# Dataset records start
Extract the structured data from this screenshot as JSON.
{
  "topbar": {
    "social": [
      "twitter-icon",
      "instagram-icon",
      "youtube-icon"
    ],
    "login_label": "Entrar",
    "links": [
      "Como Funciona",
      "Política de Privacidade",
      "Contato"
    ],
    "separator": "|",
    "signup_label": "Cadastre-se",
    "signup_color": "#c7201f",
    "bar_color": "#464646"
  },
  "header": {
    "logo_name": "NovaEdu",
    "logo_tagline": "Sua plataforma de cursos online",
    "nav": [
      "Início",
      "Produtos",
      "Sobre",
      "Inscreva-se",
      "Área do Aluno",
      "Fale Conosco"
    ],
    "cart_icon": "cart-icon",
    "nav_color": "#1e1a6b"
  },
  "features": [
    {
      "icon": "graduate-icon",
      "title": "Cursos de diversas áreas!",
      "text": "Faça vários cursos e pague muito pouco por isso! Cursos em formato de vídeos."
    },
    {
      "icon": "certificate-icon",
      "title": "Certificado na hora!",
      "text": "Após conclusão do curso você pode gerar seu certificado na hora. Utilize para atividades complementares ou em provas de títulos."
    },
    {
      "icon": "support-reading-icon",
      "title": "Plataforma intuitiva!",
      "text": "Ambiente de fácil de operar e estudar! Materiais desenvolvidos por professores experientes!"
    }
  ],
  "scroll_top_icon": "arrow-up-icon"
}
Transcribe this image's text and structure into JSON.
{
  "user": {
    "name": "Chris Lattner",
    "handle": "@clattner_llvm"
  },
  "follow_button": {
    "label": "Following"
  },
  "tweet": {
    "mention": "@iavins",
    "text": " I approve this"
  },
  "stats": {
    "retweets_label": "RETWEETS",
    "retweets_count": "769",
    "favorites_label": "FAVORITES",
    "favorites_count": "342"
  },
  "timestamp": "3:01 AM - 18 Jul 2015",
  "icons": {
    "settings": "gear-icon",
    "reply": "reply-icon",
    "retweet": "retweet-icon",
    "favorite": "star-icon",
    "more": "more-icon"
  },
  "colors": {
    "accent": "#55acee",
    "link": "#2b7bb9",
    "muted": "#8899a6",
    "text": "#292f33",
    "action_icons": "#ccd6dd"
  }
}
# Dataset records end
What the task asks> In the entries above, some lines may contain the string "text"; report how many, without additional comment.

Task output> 6